Lines of data:
⟨
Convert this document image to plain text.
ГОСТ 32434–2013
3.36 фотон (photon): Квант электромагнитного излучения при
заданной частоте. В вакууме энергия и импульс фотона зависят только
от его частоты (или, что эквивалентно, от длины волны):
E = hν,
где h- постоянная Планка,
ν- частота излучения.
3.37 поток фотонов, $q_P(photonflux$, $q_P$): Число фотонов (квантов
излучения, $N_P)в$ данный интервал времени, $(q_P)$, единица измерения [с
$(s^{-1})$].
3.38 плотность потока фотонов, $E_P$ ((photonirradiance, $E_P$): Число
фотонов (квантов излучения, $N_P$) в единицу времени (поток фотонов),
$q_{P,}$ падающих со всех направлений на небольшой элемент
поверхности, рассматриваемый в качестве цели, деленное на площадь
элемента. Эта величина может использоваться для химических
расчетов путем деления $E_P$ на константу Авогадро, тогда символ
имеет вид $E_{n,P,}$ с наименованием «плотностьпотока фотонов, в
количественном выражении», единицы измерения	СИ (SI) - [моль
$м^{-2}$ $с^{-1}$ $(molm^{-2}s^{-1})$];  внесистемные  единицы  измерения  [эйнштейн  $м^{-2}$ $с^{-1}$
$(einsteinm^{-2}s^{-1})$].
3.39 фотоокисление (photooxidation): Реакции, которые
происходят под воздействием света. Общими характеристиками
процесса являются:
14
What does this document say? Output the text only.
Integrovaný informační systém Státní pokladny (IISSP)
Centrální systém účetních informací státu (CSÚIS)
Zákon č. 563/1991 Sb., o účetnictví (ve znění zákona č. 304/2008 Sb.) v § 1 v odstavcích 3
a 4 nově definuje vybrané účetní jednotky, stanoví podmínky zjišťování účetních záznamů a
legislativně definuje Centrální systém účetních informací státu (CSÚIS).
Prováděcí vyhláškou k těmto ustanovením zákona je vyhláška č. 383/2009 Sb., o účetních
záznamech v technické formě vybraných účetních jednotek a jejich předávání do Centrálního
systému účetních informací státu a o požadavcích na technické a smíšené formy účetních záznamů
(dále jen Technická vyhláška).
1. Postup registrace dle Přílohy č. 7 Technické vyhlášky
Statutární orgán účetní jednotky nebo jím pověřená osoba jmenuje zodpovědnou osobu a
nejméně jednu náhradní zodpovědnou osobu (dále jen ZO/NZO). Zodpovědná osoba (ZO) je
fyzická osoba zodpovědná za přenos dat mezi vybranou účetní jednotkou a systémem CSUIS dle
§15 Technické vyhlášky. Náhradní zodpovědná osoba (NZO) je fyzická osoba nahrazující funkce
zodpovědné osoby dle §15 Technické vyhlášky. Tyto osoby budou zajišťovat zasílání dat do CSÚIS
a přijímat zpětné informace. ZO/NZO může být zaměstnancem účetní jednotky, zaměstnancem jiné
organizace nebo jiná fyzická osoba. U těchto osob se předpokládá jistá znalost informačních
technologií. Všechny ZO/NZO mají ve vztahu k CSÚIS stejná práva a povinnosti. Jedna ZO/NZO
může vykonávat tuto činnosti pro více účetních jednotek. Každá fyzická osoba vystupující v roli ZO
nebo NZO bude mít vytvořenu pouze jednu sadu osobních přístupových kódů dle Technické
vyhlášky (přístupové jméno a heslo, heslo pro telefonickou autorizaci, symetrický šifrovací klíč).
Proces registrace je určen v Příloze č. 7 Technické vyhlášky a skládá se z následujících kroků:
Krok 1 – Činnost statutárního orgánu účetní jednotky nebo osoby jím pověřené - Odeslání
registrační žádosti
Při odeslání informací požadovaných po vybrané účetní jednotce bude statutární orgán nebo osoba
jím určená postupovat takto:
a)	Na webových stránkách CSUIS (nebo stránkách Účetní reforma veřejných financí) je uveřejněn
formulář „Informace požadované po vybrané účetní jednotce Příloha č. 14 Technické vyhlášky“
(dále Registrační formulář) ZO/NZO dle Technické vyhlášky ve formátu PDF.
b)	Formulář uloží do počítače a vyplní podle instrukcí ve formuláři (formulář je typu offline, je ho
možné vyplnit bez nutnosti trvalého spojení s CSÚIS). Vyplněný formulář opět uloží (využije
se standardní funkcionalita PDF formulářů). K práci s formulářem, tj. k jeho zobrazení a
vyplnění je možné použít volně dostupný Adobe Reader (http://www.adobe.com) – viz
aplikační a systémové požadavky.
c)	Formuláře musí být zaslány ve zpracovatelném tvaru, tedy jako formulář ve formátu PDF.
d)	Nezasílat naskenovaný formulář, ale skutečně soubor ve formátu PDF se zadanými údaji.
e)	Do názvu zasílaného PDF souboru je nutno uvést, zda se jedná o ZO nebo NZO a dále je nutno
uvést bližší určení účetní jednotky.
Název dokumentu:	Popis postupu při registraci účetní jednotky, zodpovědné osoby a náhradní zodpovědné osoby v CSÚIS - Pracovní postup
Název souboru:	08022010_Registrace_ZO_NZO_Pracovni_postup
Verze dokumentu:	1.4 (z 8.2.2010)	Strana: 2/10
⟩
* _Directions_
Quote all of the entries exactly as they appear.

* _Exercise response_
Convert this document image to plain text.
ГОСТ 32434–2013
3.36 фотон (photon): Квант электромагнитного излучения при
заданной частоте. В вакууме энергия и импульс фотона зависят только
от его частоты (или, что эквивалентно, от длины волны):
E = hν,
где h- постоянная Планка,
ν- частота излучения.
3.37 поток фотонов, $q_P(photonflux$, $q_P$): Число фотонов (квантов
излучения, $N_P)в$ данный интервал времени, $(q_P)$, единица измерения [с
$(s^{-1})$].
3.38 плотность потока фотонов, $E_P$ ((photonirradiance, $E_P$): Число
фотонов (квантов излучения, $N_P$) в единицу времени (поток фотонов),
$q_{P,}$ падающих со всех направлений на небольшой элемент
поверхности, рассматриваемый в качестве цели, деленное на площадь
элемента. Эта величина может использоваться для химических
расчетов путем деления $E_P$ на константу Авогадро, тогда символ
имеет вид $E_{n,P,}$ с наименованием «плотностьпотока фотонов, в
количественном выражении», единицы измерения	СИ (SI) - [моль
$м^{-2}$ $с^{-1}$ $(molm^{-2}s^{-1})$];  внесистемные  единицы  измерения  [эйнштейн  $м^{-2}$ $с^{-1}$
$(einsteinm^{-2}s^{-1})$].
3.39 фотоокисление (photooxidation): Реакции, которые
происходят под воздействием света. Общими характеристиками
процесса являются:
14
What does this document say? Output the text only.
Integrovaný informační systém Státní pokladny (IISSP)
Centrální systém účetních informací státu (CSÚIS)
Zákon č. 563/1991 Sb., o účetnictví (ve znění zákona č. 304/2008 Sb.) v § 1 v odstavcích 3
a 4 nově definuje vybrané účetní jednotky, stanoví podmínky zjišťování účetních záznamů a
legislativně definuje Centrální systém účetních informací státu (CSÚIS).
Prováděcí vyhláškou k těmto ustanovením zákona je vyhláška č. 383/2009 Sb., o účetních
záznamech v technické formě vybraných účetních jednotek a jejich předávání do Centrálního
systému účetních informací státu a o požadavcích na technické a smíšené formy účetních záznamů
(dále jen Technická vyhláška).
1. Postup registrace dle Přílohy č. 7 Technické vyhlášky
Statutární orgán účetní jednotky nebo jím pověřená osoba jmenuje zodpovědnou osobu a
nejméně jednu náhradní zodpovědnou osobu (dále jen ZO/NZO). Zodpovědná osoba (ZO) je
fyzická osoba zodpovědná za přenos dat mezi vybranou účetní jednotkou a systémem CSUIS dle
§15 Technické vyhlášky. Náhradní zodpovědná osoba (NZO) je fyzická osoba nahrazující funkce
zodpovědné osoby dle §15 Technické vyhlášky. Tyto osoby budou zajišťovat zasílání dat do CSÚIS
a přijímat zpětné informace. ZO/NZO může být zaměstnancem účetní jednotky, zaměstnancem jiné
organizace nebo jiná fyzická osoba. U těchto osob se předpokládá jistá znalost informačních
technologií. Všechny ZO/NZO mají ve vztahu k CSÚIS stejná práva a povinnosti. Jedna ZO/NZO
může vykonávat tuto činnosti pro více účetních jednotek. Každá fyzická osoba vystupující v roli ZO
nebo NZO bude mít vytvořenu pouze jednu sadu osobních přístupových kódů dle Technické
vyhlášky (přístupové jméno a heslo, heslo pro telefonickou autorizaci, symetrický šifrovací klíč).
Proces registrace je určen v Příloze č. 7 Technické vyhlášky a skládá se z následujících kroků:
Krok 1 – Činnost statutárního orgánu účetní jednotky nebo osoby jím pověřené - Odeslání
registrační žádosti
Při odeslání informací požadovaných po vybrané účetní jednotce bude statutární orgán nebo osoba
jím určená postupovat takto:
a)	Na webových stránkách CSUIS (nebo stránkách Účetní reforma veřejných financí) je uveřejněn
formulář „Informace požadované po vybrané účetní jednotce Příloha č. 14 Technické vyhlášky“
(dále Registrační formulář) ZO/NZO dle Technické vyhlášky ve formátu PDF.
b)	Formulář uloží do počítače a vyplní podle instrukcí ve formuláři (formulář je typu offline, je ho
možné vyplnit bez nutnosti trvalého spojení s CSÚIS). Vyplněný formulář opět uloží (využije
se standardní funkcionalita PDF formulářů). K práci s formulářem, tj. k jeho zobrazení a
vyplnění je možné použít volně dostupný Adobe Reader (http://www.adobe.com) – viz
aplikační a systémové požadavky.
c)	Formuláře musí být zaslány ve zpracovatelném tvaru, tedy jako formulář ve formátu PDF.
d)	Nezasílat naskenovaný formulář, ale skutečně soubor ve formátu PDF se zadanými údaji.
e)	Do názvu zasílaného PDF souboru je nutno uvést, zda se jedná o ZO nebo NZO a dále je nutno
uvést bližší určení účetní jednotky.
Název dokumentu:	Popis postupu při registraci účetní jednotky, zodpovědné osoby a náhradní zodpovědné osoby v CSÚIS - Pracovní postup
Název souboru:	08022010_Registrace_ZO_NZO_Pracovni_postup
Verze dokumentu:	1.4 (z 8.2.2010)	Strana: 2/10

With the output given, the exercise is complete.